> [Records for this task]

— START —

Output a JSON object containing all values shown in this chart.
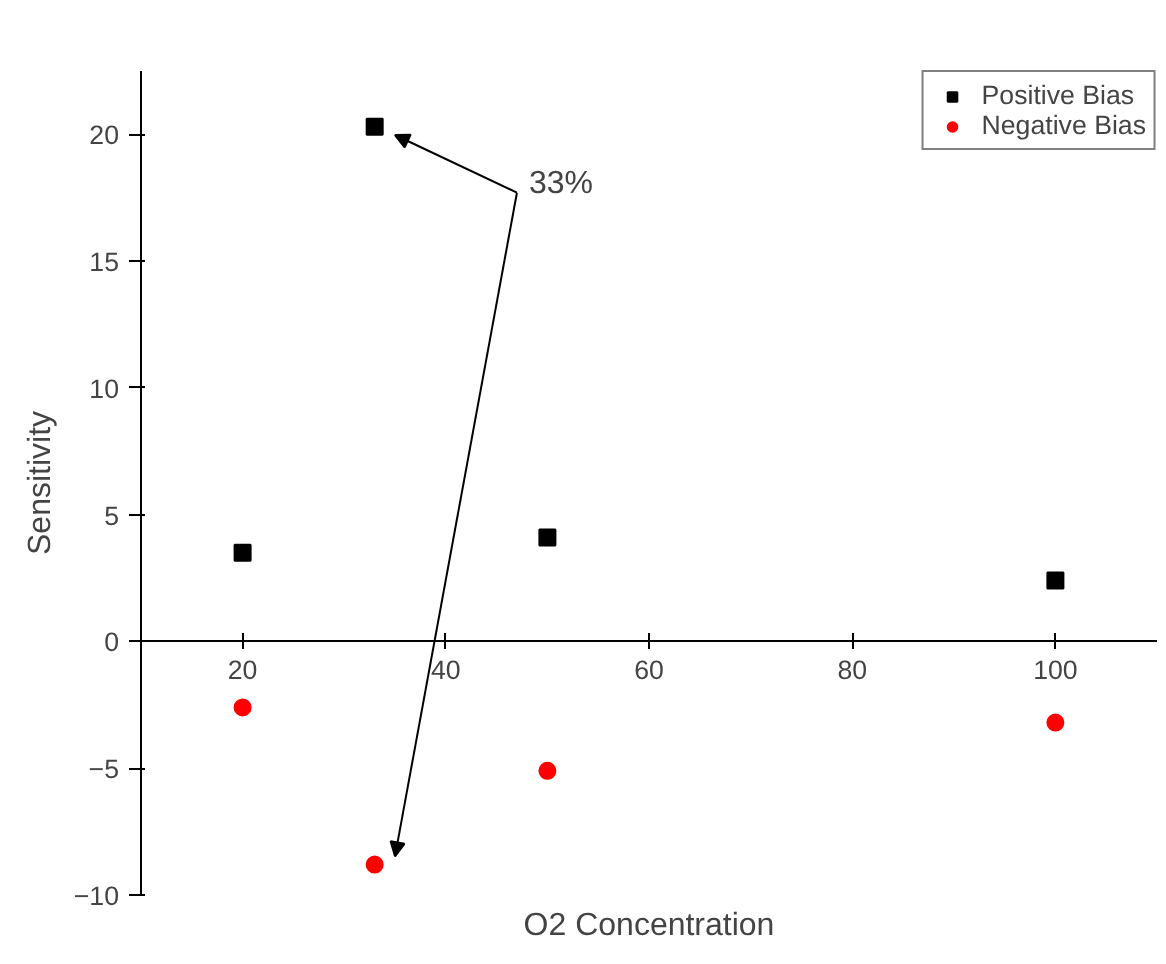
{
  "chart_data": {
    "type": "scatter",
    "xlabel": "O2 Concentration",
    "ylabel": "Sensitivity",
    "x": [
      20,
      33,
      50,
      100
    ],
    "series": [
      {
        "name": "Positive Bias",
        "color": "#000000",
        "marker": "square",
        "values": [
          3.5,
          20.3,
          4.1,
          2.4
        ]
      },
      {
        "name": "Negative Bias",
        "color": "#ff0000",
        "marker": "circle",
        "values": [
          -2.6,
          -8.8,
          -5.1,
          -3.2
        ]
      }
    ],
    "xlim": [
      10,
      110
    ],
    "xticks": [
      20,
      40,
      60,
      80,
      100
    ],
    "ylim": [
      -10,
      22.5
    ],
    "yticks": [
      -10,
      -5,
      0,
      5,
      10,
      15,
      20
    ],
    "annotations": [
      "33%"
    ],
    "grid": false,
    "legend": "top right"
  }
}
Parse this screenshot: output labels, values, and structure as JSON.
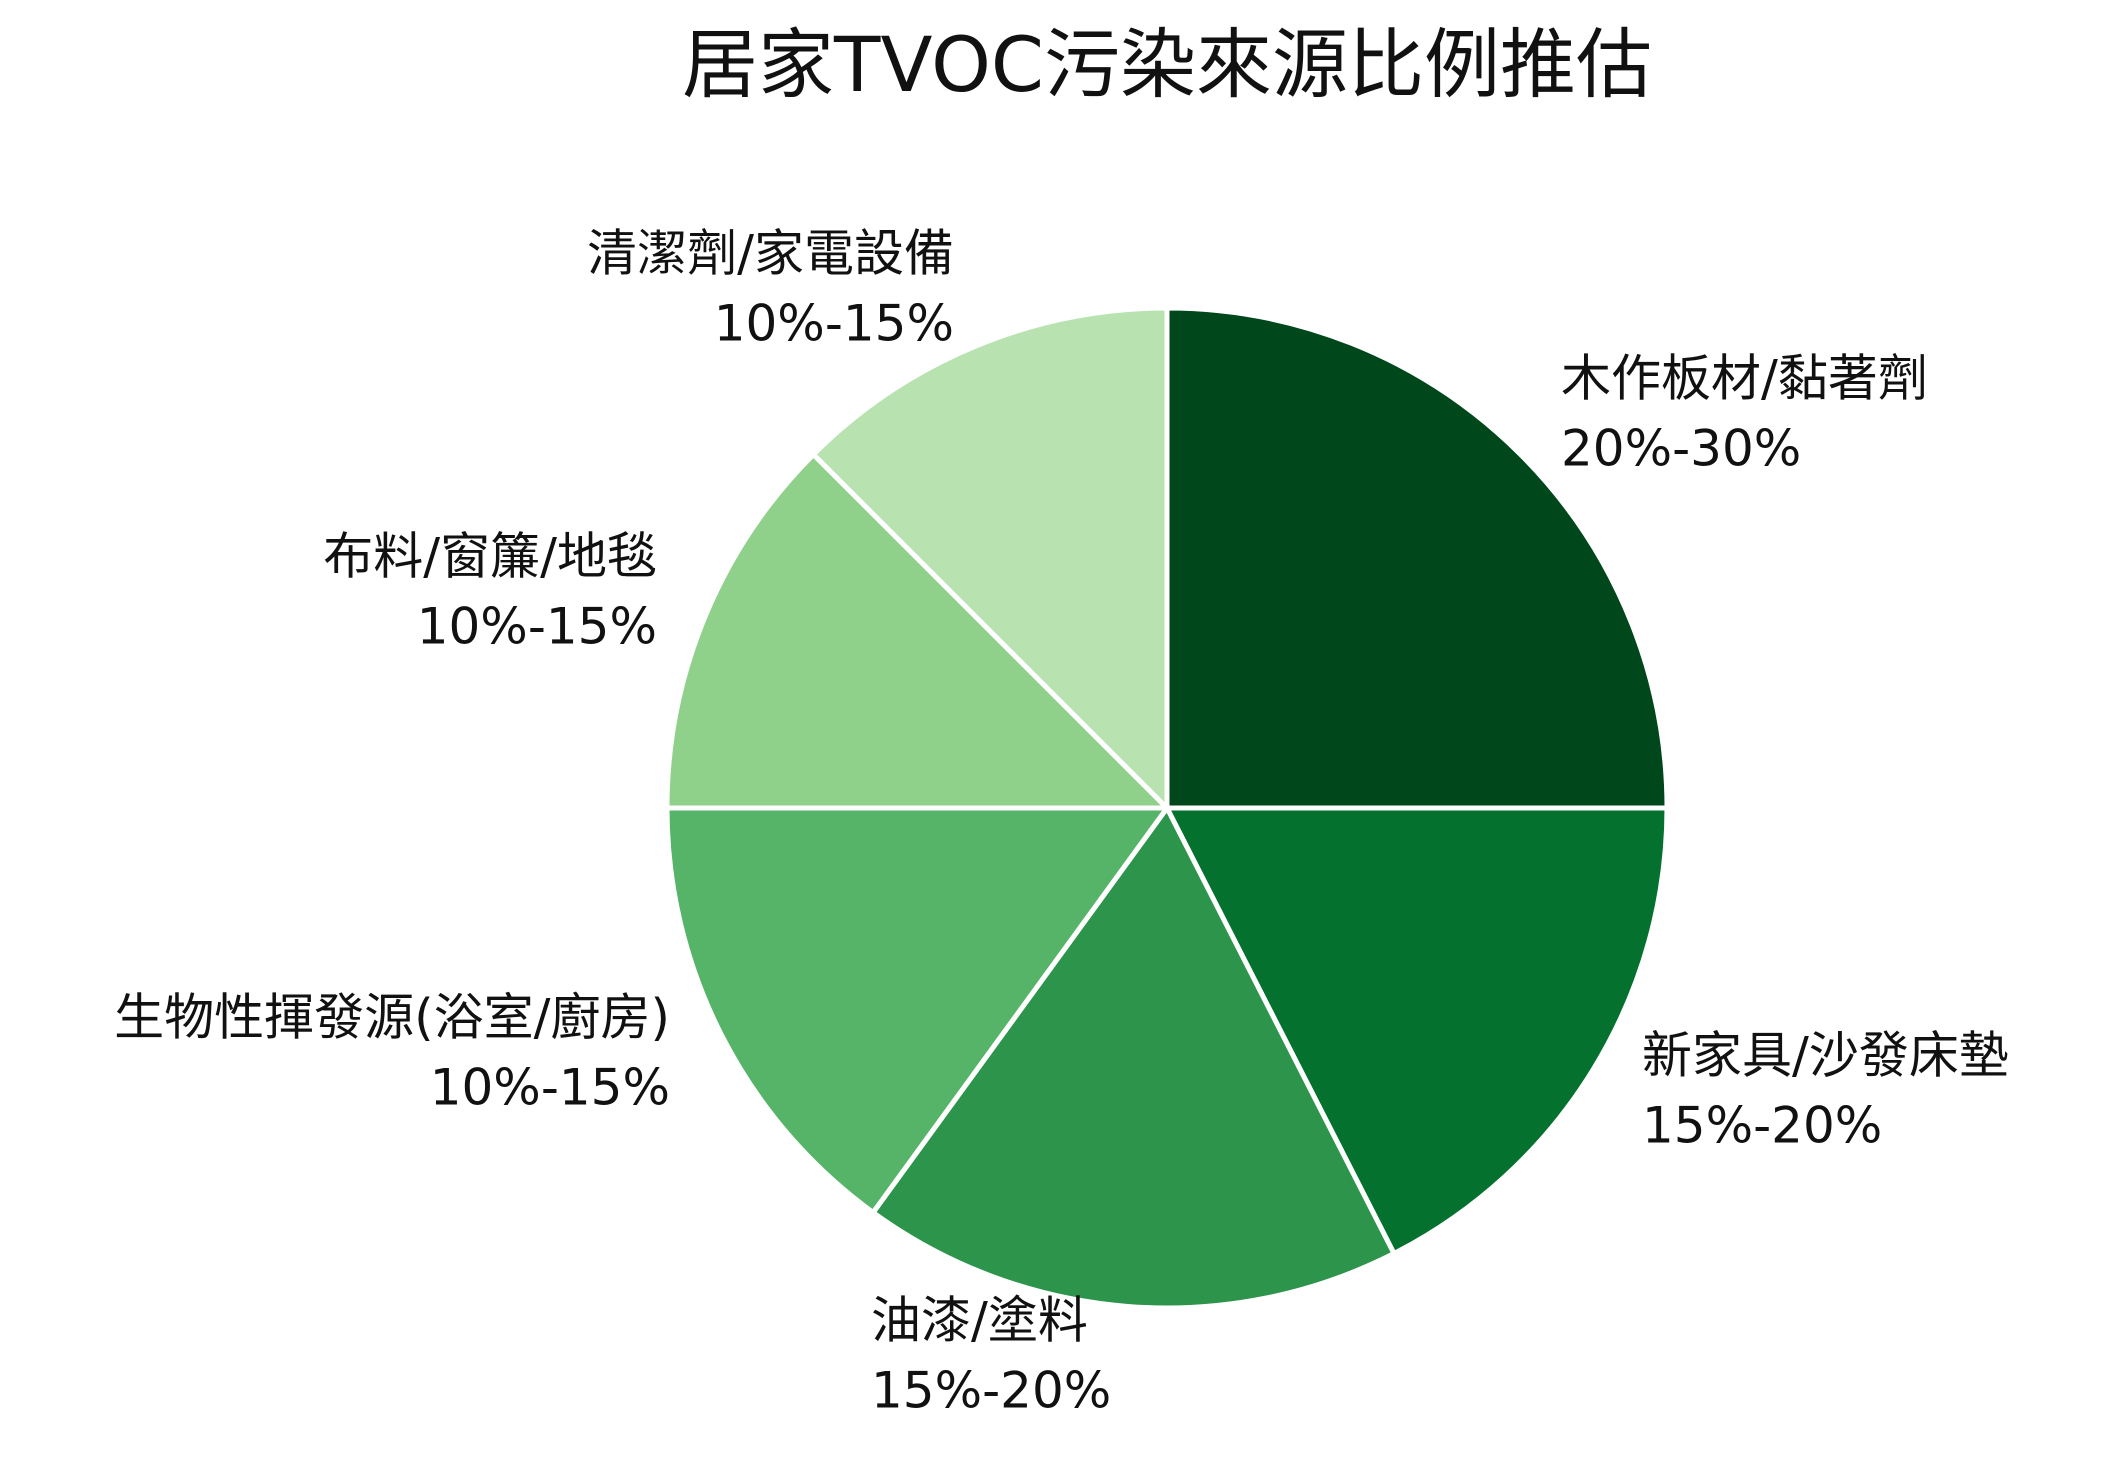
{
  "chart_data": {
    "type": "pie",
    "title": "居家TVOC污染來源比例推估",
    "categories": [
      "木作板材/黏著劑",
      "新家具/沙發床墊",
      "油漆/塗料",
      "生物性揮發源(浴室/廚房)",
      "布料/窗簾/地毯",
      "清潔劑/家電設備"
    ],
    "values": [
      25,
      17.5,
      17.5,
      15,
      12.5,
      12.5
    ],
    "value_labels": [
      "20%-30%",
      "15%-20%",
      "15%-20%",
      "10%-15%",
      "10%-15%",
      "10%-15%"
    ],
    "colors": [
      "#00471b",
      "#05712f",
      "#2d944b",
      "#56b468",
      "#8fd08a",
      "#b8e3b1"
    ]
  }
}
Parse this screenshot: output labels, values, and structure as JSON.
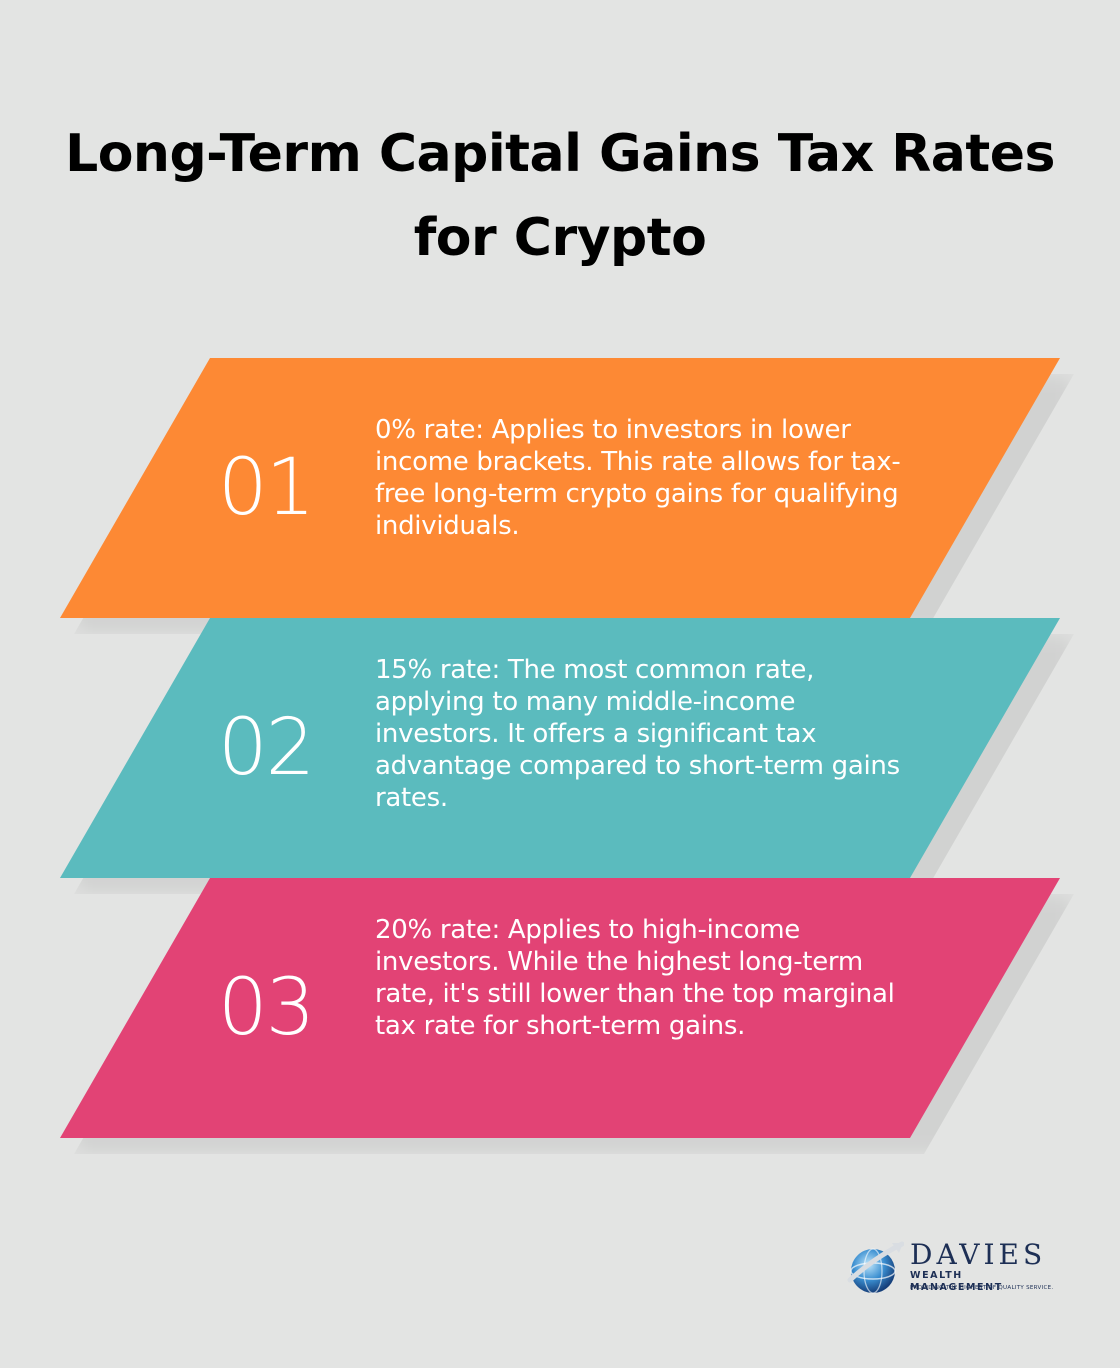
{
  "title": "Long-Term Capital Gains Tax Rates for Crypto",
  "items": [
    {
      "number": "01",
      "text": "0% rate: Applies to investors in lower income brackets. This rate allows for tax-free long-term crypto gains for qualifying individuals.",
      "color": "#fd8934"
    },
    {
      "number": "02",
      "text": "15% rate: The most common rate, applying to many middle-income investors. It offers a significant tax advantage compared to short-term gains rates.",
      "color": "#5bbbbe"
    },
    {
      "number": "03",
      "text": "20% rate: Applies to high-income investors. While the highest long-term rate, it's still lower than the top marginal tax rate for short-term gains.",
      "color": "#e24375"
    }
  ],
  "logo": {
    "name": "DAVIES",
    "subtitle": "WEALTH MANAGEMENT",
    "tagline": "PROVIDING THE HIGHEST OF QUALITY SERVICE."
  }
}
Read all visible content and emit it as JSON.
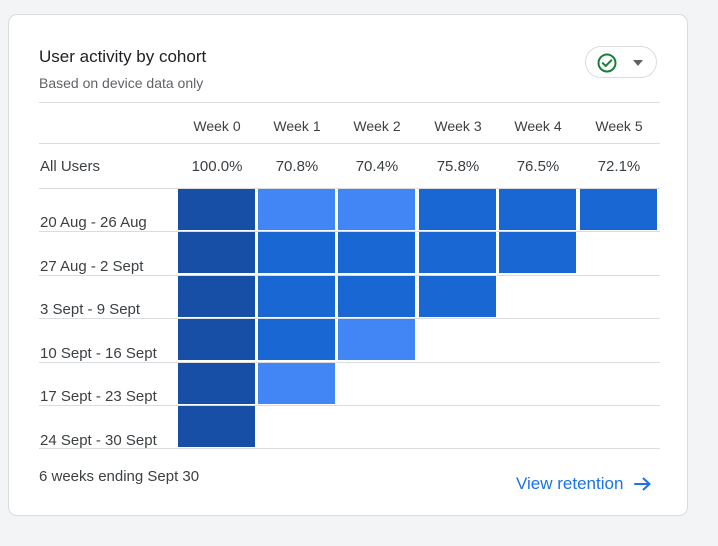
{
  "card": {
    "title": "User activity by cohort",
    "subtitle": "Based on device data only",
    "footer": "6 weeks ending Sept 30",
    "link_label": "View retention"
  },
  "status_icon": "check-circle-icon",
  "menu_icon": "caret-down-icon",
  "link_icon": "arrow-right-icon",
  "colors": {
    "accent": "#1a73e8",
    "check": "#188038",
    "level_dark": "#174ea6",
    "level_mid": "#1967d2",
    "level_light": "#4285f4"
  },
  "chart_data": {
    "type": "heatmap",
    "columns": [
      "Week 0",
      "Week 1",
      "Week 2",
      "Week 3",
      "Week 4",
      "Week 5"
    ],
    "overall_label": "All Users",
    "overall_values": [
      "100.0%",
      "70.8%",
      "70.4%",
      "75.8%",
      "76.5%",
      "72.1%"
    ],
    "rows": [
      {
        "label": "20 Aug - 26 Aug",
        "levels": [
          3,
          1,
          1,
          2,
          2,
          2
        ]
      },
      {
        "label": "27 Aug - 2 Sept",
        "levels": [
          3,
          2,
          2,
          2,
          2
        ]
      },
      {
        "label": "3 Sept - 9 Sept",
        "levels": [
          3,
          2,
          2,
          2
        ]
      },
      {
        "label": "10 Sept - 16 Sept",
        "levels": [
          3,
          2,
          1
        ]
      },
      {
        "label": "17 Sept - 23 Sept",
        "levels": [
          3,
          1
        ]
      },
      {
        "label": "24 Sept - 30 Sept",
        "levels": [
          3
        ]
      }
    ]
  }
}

— END —

> [Task statement]
Reproduce the material above in full and without alteration, but skip all pictures.

> [Correct result]
Output a JSON object containing all values shown in this chart.
{
  "chart_data": {
    "type": "scatter",
    "xlabel": "O2 Concentration",
    "ylabel": "Sensitivity",
    "x": [
      20,
      33,
      50,
      100
    ],
    "series": [
      {
        "name": "Positive Bias",
        "color": "#000000",
        "marker": "square",
        "values": [
          3.5,
          20.3,
          4.1,
          2.4
        ]
      },
      {
        "name": "Negative Bias",
        "color": "#ff0000",
        "marker": "circle",
        "values": [
          -2.6,
          -8.8,
          -5.1,
          -3.2
        ]
      }
    ],
    "xlim": [
      10,
      110
    ],
    "xticks": [
      20,
      40,
      60,
      80,
      100
    ],
    "ylim": [
      -10,
      22.5
    ],
    "yticks": [
      -10,
      -5,
      0,
      5,
      10,
      15,
      20
    ],
    "annotations": [
      "33%"
    ],
    "grid": false,
    "legend": "top right"
  }
}
Parse this screenshot: output labels, values, and structure as JSON.
{
  "chart_data": {
    "type": "pie",
    "title": "居家TVOC污染來源比例推估",
    "categories": [
      "木作板材/黏著劑",
      "新家具/沙發床墊",
      "油漆/塗料",
      "生物性揮發源(浴室/廚房)",
      "布料/窗簾/地毯",
      "清潔劑/家電設備"
    ],
    "values": [
      25,
      17.5,
      17.5,
      15,
      12.5,
      12.5
    ],
    "value_labels": [
      "20%-30%",
      "15%-20%",
      "15%-20%",
      "10%-15%",
      "10%-15%",
      "10%-15%"
    ],
    "colors": [
      "#00471b",
      "#05712f",
      "#2d944b",
      "#56b468",
      "#8fd08a",
      "#b8e3b1"
    ]
  }
}
Parse this screenshot: output labels, values, and structure as JSON.
{
  "title": "Long-Term Capital Gains Tax Rates for Crypto",
  "items": [
    {
      "number": "01",
      "text": "0% rate: Applies to investors in lower income brackets. This rate allows for tax-free long-term crypto gains for qualifying individuals.",
      "color": "#fd8934"
    },
    {
      "number": "02",
      "text": "15% rate: The most common rate, applying to many middle-income investors. It offers a significant tax advantage compared to short-term gains rates.",
      "color": "#5bbbbe"
    },
    {
      "number": "03",
      "text": "20% rate: Applies to high-income investors. While the highest long-term rate, it's still lower than the top marginal tax rate for short-term gains.",
      "color": "#e24375"
    }
  ],
  "logo": {
    "name": "DAVIES",
    "subtitle": "WEALTH MANAGEMENT",
    "tagline": "PROVIDING THE HIGHEST OF QUALITY SERVICE."
  }
}
Read all visible content and emit it as JSON.
{
  "card": {
    "title": "User activity by cohort",
    "subtitle": "Based on device data only",
    "footer": "6 weeks ending Sept 30",
    "link_label": "View retention"
  },
  "status_icon": "check-circle-icon",
  "menu_icon": "caret-down-icon",
  "link_icon": "arrow-right-icon",
  "colors": {
    "accent": "#1a73e8",
    "check": "#188038",
    "level_dark": "#174ea6",
    "level_mid": "#1967d2",
    "level_light": "#4285f4"
  },
  "chart_data": {
    "type": "heatmap",
    "columns": [
      "Week 0",
      "Week 1",
      "Week 2",
      "Week 3",
      "Week 4",
      "Week 5"
    ],
    "overall_label": "All Users",
    "overall_values": [
      "100.0%",
      "70.8%",
      "70.4%",
      "75.8%",
      "76.5%",
      "72.1%"
    ],
    "rows": [
      {
        "label": "20 Aug - 26 Aug",
        "levels": [
          3,
          1,
          1,
          2,
          2,
          2
        ]
      },
      {
        "label": "27 Aug - 2 Sept",
        "levels": [
          3,
          2,
          2,
          2,
          2
        ]
      },
      {
        "label": "3 Sept - 9 Sept",
        "levels": [
          3,
          2,
          2,
          2
        ]
      },
      {
        "label": "10 Sept - 16 Sept",
        "levels": [
          3,
          2,
          1
        ]
      },
      {
        "label": "17 Sept - 23 Sept",
        "levels": [
          3,
          1
        ]
      },
      {
        "label": "24 Sept - 30 Sept",
        "levels": [
          3
        ]
      }
    ]
  }
}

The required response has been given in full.